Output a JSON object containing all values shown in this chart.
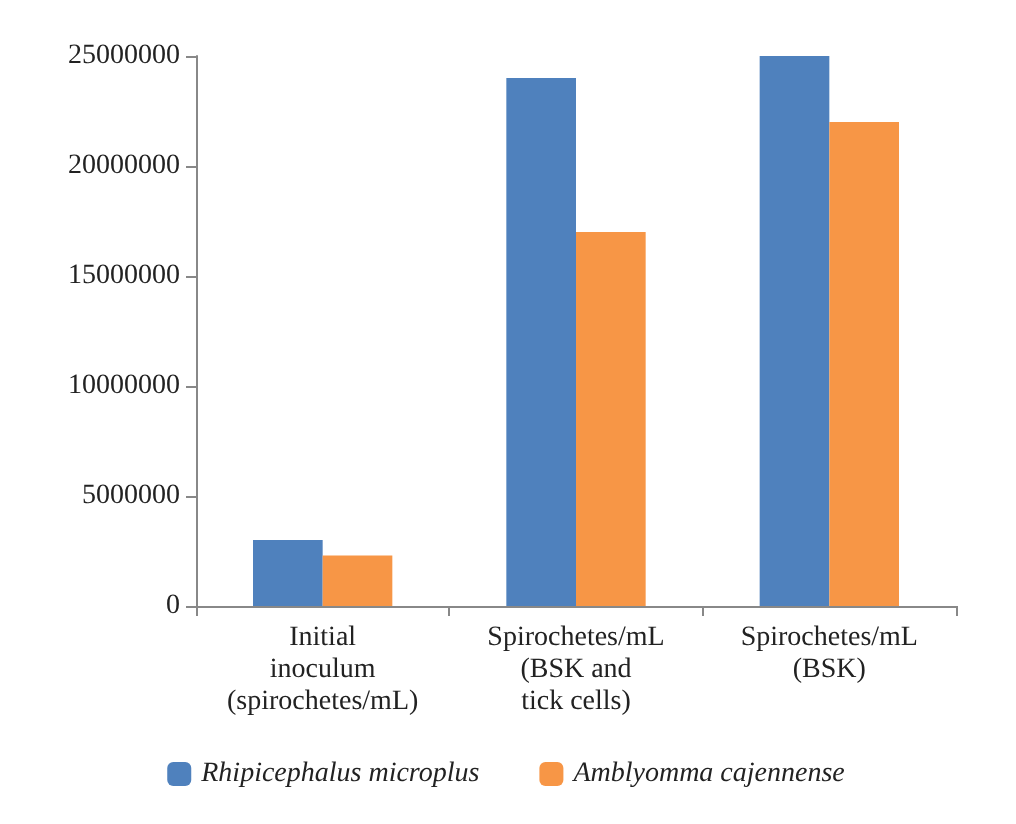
{
  "chart_data": {
    "type": "bar",
    "categories": [
      "Initial\ninoculum\n(spirochetes/mL)",
      "Spirochetes/mL\n(BSK and\ntick cells)",
      "Spirochetes/mL\n(BSK)"
    ],
    "series": [
      {
        "name": "Rhipicephalus microplus",
        "color": "#4f81bd",
        "values": [
          3000000,
          24000000,
          25000000
        ]
      },
      {
        "name": "Amblyomma cajennense",
        "color": "#f79646",
        "values": [
          2300000,
          17000000,
          22000000
        ]
      }
    ],
    "ylim": [
      0,
      25000000
    ],
    "yticks": [
      0,
      5000000,
      10000000,
      15000000,
      20000000,
      25000000
    ],
    "grid": false,
    "legend": "bottom"
  }
}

++++++++++

ACTIVITY: Copy out each line of the material that holds the word "name".

RESPONSE TO THIS EXERCISE:
        "name": "Rhipicephalus microplus",
        "name": "Amblyomma cajennense",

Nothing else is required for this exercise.